• Data supplied:
+ + + +
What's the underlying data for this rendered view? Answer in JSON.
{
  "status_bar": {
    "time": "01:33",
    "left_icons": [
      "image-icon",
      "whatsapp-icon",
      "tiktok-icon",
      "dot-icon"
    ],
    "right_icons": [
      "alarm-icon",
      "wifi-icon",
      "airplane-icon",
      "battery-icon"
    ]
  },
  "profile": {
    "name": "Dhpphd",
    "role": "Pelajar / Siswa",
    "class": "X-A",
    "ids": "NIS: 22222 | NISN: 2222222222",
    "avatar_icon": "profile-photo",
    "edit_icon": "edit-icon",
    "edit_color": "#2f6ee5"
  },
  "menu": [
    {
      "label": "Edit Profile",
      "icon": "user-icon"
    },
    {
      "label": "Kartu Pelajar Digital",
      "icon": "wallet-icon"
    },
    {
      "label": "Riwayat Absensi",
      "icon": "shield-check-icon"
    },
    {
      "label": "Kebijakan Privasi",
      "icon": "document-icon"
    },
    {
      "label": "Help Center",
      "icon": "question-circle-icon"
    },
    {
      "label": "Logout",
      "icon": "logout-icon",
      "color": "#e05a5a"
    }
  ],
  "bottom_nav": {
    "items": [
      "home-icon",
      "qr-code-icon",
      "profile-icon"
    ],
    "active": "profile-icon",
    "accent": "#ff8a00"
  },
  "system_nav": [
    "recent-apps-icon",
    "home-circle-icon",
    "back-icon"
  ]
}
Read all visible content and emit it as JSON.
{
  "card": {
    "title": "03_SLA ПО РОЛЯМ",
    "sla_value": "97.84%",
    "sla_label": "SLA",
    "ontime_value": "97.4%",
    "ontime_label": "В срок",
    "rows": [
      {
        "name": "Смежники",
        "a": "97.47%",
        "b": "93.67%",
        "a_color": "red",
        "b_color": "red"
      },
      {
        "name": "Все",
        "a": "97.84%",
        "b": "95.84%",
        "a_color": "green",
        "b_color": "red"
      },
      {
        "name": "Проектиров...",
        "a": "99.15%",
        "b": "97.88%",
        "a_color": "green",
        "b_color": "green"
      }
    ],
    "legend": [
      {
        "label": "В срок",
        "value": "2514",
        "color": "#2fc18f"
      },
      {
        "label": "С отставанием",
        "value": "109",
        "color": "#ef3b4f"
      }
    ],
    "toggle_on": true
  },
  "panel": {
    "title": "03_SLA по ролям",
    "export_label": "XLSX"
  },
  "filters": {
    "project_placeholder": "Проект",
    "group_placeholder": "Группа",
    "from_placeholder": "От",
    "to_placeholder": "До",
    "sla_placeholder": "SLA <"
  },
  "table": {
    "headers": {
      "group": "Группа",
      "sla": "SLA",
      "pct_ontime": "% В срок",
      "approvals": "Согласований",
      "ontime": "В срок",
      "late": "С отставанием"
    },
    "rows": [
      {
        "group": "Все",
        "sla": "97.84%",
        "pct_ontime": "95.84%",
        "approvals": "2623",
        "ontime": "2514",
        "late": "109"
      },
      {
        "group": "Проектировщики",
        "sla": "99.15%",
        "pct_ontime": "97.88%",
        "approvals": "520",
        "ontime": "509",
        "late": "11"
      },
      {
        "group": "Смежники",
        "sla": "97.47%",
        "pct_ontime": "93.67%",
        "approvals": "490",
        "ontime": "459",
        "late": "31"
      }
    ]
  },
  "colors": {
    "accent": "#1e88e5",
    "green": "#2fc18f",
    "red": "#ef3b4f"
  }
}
+ + + +
• Written task: Scan the data for the word "срок" and copy every line where it shows up.

• Exercise response:
    "ontime_label": "В срок",
        "label": "В срок",
      "pct_ontime": "% В срок",
      "ontime": "В срок",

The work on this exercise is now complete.